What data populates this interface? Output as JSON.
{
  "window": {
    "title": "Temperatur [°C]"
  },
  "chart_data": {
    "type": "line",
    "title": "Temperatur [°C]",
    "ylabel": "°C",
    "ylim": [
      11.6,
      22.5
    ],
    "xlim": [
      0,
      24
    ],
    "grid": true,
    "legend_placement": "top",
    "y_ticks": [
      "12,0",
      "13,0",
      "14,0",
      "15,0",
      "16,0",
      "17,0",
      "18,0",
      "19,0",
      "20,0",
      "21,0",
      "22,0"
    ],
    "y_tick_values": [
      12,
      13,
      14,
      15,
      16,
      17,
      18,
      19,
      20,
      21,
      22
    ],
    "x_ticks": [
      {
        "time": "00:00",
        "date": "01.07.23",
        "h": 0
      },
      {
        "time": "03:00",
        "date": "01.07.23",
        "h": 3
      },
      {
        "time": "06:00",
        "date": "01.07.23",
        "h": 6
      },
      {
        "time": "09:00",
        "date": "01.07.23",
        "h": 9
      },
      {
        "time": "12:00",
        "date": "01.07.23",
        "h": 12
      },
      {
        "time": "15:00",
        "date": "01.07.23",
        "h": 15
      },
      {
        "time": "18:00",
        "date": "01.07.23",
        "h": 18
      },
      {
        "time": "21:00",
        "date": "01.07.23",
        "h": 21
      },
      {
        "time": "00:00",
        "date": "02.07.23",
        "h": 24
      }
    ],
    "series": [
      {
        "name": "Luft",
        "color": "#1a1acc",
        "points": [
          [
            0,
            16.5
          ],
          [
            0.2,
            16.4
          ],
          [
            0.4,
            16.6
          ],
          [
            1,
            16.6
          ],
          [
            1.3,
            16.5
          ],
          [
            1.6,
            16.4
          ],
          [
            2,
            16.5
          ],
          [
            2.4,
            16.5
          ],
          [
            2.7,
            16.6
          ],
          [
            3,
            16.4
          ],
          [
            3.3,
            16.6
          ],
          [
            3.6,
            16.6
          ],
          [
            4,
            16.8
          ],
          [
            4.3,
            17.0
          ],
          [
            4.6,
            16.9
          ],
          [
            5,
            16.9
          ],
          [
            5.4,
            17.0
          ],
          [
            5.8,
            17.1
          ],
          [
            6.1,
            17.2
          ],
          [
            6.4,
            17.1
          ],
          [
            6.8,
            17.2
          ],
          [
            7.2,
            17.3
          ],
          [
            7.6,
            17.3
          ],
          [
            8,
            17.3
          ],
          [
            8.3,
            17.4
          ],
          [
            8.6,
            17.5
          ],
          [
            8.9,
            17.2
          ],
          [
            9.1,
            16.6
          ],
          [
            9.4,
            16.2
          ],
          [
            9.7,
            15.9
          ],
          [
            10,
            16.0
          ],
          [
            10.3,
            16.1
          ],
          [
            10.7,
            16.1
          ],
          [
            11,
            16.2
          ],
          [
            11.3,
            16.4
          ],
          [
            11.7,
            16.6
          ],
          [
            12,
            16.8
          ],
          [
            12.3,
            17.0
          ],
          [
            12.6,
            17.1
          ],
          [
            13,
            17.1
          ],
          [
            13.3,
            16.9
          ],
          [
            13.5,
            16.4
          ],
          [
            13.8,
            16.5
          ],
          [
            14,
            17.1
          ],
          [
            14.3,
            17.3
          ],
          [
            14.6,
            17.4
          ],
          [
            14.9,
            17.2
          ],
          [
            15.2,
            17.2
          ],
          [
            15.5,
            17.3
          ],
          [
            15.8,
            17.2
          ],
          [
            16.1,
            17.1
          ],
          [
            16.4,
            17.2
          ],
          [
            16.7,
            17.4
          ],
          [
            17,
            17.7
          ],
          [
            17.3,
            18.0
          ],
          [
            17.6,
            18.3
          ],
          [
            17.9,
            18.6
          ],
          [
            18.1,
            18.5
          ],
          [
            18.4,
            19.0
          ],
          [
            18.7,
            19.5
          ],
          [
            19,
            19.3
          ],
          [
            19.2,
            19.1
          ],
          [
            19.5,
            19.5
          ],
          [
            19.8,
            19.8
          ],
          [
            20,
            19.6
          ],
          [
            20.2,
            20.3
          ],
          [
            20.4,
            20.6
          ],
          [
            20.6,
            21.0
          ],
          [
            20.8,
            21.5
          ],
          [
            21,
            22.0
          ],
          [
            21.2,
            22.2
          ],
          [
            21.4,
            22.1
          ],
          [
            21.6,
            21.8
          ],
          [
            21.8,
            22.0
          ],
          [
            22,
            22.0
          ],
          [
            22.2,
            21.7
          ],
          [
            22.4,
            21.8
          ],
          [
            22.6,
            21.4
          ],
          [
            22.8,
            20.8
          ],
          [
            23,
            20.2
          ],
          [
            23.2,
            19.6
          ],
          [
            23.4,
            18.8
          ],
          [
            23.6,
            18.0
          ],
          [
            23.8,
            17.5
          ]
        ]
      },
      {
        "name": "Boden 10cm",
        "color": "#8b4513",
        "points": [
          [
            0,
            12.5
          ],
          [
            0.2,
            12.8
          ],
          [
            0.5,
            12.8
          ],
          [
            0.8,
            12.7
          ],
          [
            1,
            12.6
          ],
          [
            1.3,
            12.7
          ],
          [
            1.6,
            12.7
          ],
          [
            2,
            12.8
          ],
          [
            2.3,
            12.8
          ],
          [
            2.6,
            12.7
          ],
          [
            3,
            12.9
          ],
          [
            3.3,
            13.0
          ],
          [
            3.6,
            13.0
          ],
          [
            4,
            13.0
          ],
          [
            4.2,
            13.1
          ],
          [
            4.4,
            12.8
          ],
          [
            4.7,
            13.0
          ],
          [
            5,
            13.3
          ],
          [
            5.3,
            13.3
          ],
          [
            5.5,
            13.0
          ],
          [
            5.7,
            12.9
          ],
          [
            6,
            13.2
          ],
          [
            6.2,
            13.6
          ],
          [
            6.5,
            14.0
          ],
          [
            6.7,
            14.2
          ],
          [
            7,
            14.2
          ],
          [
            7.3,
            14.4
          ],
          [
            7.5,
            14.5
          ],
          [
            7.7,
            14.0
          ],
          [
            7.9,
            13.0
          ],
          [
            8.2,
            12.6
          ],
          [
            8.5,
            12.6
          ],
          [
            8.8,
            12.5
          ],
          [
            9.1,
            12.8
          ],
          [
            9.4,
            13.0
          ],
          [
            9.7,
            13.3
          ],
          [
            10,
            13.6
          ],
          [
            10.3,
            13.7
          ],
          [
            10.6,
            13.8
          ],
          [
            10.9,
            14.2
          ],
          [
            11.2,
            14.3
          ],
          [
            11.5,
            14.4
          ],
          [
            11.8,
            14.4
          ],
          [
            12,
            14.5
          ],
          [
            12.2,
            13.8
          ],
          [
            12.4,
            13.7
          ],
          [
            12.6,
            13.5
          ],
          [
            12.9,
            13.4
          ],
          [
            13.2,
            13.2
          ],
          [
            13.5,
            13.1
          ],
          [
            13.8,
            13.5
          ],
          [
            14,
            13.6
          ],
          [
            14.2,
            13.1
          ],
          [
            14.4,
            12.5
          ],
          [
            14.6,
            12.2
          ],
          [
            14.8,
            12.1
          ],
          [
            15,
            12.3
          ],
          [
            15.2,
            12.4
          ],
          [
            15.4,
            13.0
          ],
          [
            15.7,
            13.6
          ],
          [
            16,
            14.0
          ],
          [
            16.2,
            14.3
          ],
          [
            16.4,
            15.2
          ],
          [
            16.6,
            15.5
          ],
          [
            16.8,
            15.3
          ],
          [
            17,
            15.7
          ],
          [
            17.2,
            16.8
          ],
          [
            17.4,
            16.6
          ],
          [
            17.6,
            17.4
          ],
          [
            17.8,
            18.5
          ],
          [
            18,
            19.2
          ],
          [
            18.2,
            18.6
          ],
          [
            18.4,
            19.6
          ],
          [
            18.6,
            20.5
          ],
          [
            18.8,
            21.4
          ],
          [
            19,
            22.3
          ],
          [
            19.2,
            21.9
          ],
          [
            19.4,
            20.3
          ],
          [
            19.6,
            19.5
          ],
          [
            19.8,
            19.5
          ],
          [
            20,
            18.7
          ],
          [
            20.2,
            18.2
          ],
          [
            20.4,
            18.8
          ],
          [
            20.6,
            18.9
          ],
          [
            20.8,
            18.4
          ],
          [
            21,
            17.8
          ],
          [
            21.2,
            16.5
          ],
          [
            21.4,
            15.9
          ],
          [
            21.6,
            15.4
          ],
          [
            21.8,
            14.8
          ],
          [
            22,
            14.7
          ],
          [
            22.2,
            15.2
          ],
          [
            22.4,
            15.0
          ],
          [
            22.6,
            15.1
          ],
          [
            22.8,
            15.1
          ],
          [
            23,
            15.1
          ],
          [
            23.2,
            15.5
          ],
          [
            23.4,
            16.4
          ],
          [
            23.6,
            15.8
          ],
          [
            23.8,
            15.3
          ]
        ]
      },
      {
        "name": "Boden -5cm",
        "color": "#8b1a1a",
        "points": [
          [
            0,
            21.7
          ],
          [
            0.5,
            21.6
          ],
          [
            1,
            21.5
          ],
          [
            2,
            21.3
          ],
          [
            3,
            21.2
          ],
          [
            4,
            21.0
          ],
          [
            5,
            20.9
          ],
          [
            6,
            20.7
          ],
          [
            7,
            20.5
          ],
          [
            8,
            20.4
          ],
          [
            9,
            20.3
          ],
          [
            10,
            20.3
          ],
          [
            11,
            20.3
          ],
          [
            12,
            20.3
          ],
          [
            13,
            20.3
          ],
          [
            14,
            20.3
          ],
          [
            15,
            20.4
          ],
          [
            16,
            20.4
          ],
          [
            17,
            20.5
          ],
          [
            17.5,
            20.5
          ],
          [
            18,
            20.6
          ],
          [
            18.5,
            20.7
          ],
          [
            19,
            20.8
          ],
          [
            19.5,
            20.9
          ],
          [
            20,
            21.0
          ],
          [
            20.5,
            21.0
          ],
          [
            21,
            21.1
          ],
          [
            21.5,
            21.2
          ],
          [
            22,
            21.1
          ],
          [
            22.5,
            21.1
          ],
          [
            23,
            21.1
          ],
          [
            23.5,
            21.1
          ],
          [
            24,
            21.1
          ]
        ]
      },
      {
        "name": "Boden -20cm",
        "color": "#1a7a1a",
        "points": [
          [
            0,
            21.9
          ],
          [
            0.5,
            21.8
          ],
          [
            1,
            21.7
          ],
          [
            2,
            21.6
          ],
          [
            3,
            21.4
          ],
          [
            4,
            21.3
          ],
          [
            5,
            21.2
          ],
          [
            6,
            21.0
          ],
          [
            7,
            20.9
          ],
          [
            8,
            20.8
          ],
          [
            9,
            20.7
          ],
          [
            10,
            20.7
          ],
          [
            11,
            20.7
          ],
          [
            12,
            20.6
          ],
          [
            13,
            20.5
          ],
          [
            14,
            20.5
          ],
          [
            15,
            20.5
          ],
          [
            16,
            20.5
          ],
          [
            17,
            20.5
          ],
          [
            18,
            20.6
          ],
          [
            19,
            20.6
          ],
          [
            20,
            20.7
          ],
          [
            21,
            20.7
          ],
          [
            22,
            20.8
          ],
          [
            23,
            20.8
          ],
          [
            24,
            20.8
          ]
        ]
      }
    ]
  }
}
-------
*What to work on:*
Select and copy every line of the listing with the word "time".

*Response for this exercise:*
        "time": "00:00",
        "time": "03:00",
        "time": "06:00",
        "time": "09:00",
        "time": "12:00",
        "time": "15:00",
        "time": "18:00",
        "time": "21:00",
        "time": "00:00",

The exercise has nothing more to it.